(Collected data)
● ● ● ● ●
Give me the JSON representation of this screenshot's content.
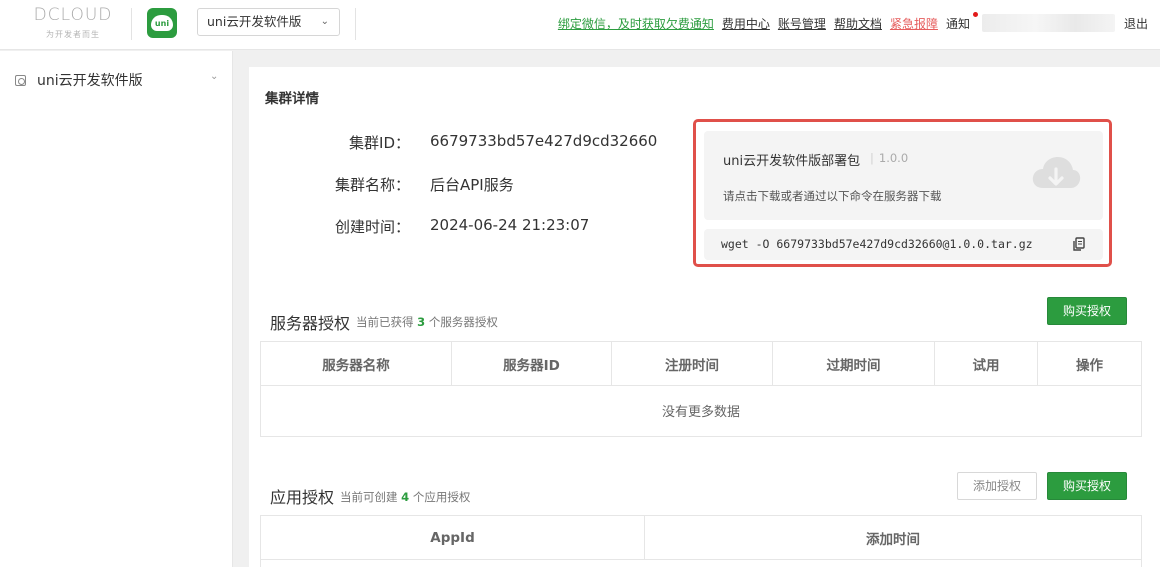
{
  "header": {
    "logo_text": "DCLOUD",
    "logo_slogan": "为开发者而生",
    "uni_badge": "uni",
    "app_select_value": "uni云开发软件版",
    "links": {
      "bind_wechat": "绑定微信，及时获取欠费通知",
      "billing": "费用中心",
      "account": "账号管理",
      "help": "帮助文档",
      "emergency": "紧急报障"
    },
    "notice": "通知",
    "logout": "退出"
  },
  "sidebar": {
    "items": [
      {
        "label": "uni云开发软件版"
      }
    ]
  },
  "cluster": {
    "title": "集群详情",
    "id_label": "集群ID：",
    "id_value": "6679733bd57e427d9cd32660",
    "name_label": "集群名称：",
    "name_value": "后台API服务",
    "created_label": "创建时间：",
    "created_value": "2024-06-24 21:23:07"
  },
  "package": {
    "name": "uni云开发软件版部署包",
    "version": "1.0.0",
    "description": "请点击下载或者通过以下命令在服务器下载",
    "command": "wget -O 6679733bd57e427d9cd32660@1.0.0.tar.gz"
  },
  "server_license": {
    "title": "服务器授权",
    "sub_prefix": "当前已获得",
    "count": "3",
    "sub_suffix": "个服务器授权",
    "buy_button": "购买授权",
    "columns": [
      "服务器名称",
      "服务器ID",
      "注册时间",
      "过期时间",
      "试用",
      "操作"
    ],
    "empty_text": "没有更多数据"
  },
  "app_license": {
    "title": "应用授权",
    "sub_prefix": "当前可创建",
    "count": "4",
    "sub_suffix": "个应用授权",
    "add_button": "添加授权",
    "buy_button": "购买授权",
    "columns": [
      "AppId",
      "添加时间"
    ]
  },
  "colors": {
    "brand_green": "#2c9c3f",
    "highlight_red": "#e0504a",
    "emergency_red": "#e65d5d"
  }
}
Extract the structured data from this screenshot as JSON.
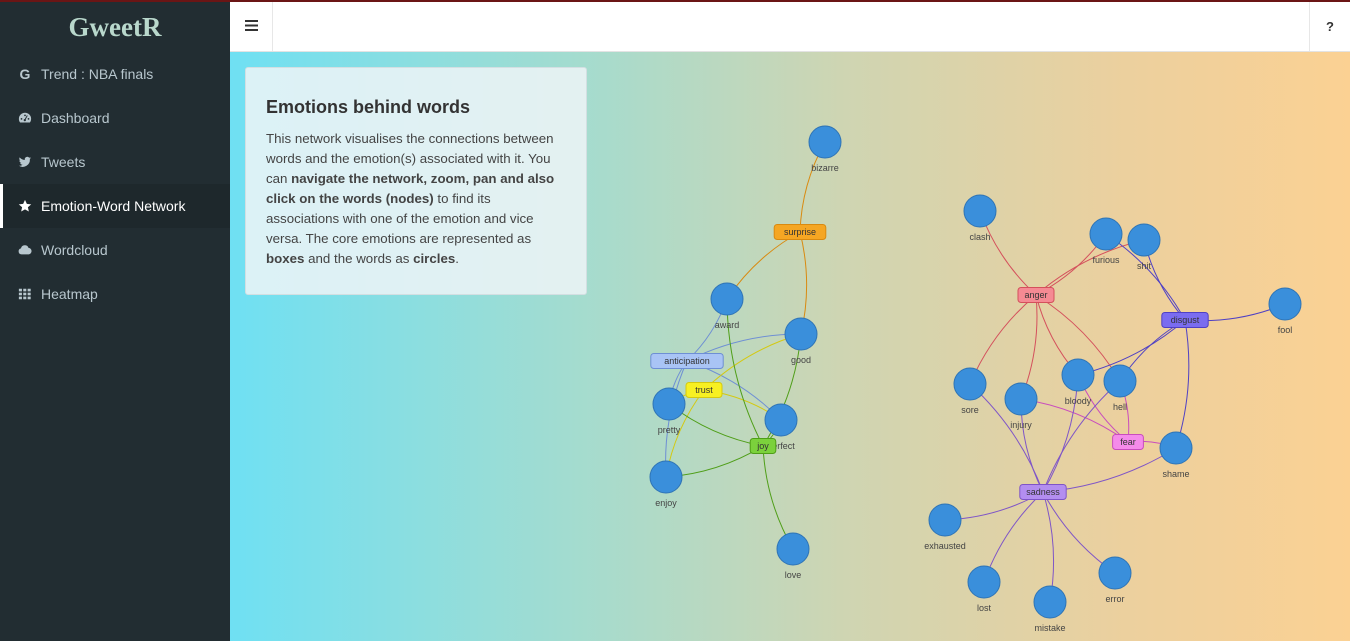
● ● ● ● ●
Work instructions
Omit the pictures, and quote the material above exactly as given.

Expected answer
Give me the JSON representation of this screenshot's content.
{
  "header": {
    "logo_text": "DCLOUD",
    "logo_slogan": "为开发者而生",
    "uni_badge": "uni",
    "app_select_value": "uni云开发软件版",
    "links": {
      "bind_wechat": "绑定微信，及时获取欠费通知",
      "billing": "费用中心",
      "account": "账号管理",
      "help": "帮助文档",
      "emergency": "紧急报障"
    },
    "notice": "通知",
    "logout": "退出"
  },
  "sidebar": {
    "items": [
      {
        "label": "uni云开发软件版"
      }
    ]
  },
  "cluster": {
    "title": "集群详情",
    "id_label": "集群ID：",
    "id_value": "6679733bd57e427d9cd32660",
    "name_label": "集群名称：",
    "name_value": "后台API服务",
    "created_label": "创建时间：",
    "created_value": "2024-06-24 21:23:07"
  },
  "package": {
    "name": "uni云开发软件版部署包",
    "version": "1.0.0",
    "description": "请点击下载或者通过以下命令在服务器下载",
    "command": "wget -O 6679733bd57e427d9cd32660@1.0.0.tar.gz"
  },
  "server_license": {
    "title": "服务器授权",
    "sub_prefix": "当前已获得",
    "count": "3",
    "sub_suffix": "个服务器授权",
    "buy_button": "购买授权",
    "columns": [
      "服务器名称",
      "服务器ID",
      "注册时间",
      "过期时间",
      "试用",
      "操作"
    ],
    "empty_text": "没有更多数据"
  },
  "app_license": {
    "title": "应用授权",
    "sub_prefix": "当前可创建",
    "count": "4",
    "sub_suffix": "个应用授权",
    "add_button": "添加授权",
    "buy_button": "购买授权",
    "columns": [
      "AppId",
      "添加时间"
    ]
  },
  "colors": {
    "brand_green": "#2c9c3f",
    "highlight_red": "#e0504a",
    "emergency_red": "#e65d5d"
  }
}
Extract the structured data from this screenshot as JSON.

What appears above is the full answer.